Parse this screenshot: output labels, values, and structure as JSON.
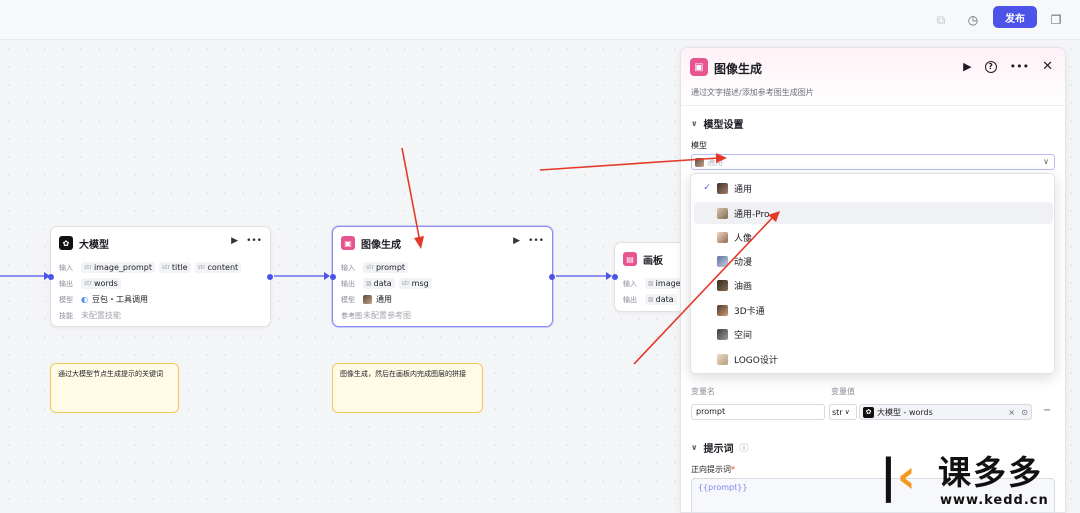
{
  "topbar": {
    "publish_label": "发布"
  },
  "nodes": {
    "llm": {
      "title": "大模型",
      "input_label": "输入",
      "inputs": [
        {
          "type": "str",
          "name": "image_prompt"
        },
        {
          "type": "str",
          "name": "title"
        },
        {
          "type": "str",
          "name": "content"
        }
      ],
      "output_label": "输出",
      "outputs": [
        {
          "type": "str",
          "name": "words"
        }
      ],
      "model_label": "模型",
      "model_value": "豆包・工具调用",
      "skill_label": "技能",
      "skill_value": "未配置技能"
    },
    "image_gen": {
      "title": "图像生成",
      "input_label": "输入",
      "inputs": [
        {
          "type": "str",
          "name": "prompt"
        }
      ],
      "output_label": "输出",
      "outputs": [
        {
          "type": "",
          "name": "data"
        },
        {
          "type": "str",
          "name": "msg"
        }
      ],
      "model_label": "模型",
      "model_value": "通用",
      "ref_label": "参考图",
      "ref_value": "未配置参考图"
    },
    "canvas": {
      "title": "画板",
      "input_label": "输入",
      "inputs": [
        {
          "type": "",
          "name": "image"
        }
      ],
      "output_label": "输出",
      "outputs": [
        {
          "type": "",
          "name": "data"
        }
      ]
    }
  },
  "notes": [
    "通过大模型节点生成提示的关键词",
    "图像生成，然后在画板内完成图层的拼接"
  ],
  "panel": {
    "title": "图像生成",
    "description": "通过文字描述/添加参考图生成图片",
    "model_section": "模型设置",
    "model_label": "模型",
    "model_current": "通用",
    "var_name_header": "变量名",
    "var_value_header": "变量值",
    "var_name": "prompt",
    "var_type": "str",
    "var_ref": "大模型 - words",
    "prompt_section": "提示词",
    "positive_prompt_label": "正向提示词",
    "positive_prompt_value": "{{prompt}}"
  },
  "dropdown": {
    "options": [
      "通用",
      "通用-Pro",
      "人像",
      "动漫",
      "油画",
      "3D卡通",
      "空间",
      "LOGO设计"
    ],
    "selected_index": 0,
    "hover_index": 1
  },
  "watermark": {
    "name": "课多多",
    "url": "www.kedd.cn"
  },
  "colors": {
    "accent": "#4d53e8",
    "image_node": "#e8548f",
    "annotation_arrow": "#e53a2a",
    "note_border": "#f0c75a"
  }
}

#### Work required:
Could you reproduce every record above exactly, leaving out the pictures?

#### The result:
Parse this screenshot: output labels, values, and structure as JSON.
{
  "topbar": {
    "publish_label": "发布"
  },
  "nodes": {
    "llm": {
      "title": "大模型",
      "input_label": "输入",
      "inputs": [
        {
          "type": "str",
          "name": "image_prompt"
        },
        {
          "type": "str",
          "name": "title"
        },
        {
          "type": "str",
          "name": "content"
        }
      ],
      "output_label": "输出",
      "outputs": [
        {
          "type": "str",
          "name": "words"
        }
      ],
      "model_label": "模型",
      "model_value": "豆包・工具调用",
      "skill_label": "技能",
      "skill_value": "未配置技能"
    },
    "image_gen": {
      "title": "图像生成",
      "input_label": "输入",
      "inputs": [
        {
          "type": "str",
          "name": "prompt"
        }
      ],
      "output_label": "输出",
      "outputs": [
        {
          "type": "",
          "name": "data"
        },
        {
          "type": "str",
          "name": "msg"
        }
      ],
      "model_label": "模型",
      "model_value": "通用",
      "ref_label": "参考图",
      "ref_value": "未配置参考图"
    },
    "canvas": {
      "title": "画板",
      "input_label": "输入",
      "inputs": [
        {
          "type": "",
          "name": "image"
        }
      ],
      "output_label": "输出",
      "outputs": [
        {
          "type": "",
          "name": "data"
        }
      ]
    }
  },
  "notes": [
    "通过大模型节点生成提示的关键词",
    "图像生成，然后在画板内完成图层的拼接"
  ],
  "panel": {
    "title": "图像生成",
    "description": "通过文字描述/添加参考图生成图片",
    "model_section": "模型设置",
    "model_label": "模型",
    "model_current": "通用",
    "var_name_header": "变量名",
    "var_value_header": "变量值",
    "var_name": "prompt",
    "var_type": "str",
    "var_ref": "大模型 - words",
    "prompt_section": "提示词",
    "positive_prompt_label": "正向提示词",
    "positive_prompt_value": "{{prompt}}"
  },
  "dropdown": {
    "options": [
      "通用",
      "通用-Pro",
      "人像",
      "动漫",
      "油画",
      "3D卡通",
      "空间",
      "LOGO设计"
    ],
    "selected_index": 0,
    "hover_index": 1
  },
  "watermark": {
    "name": "课多多",
    "url": "www.kedd.cn"
  },
  "colors": {
    "accent": "#4d53e8",
    "image_node": "#e8548f",
    "annotation_arrow": "#e53a2a",
    "note_border": "#f0c75a"
  }
}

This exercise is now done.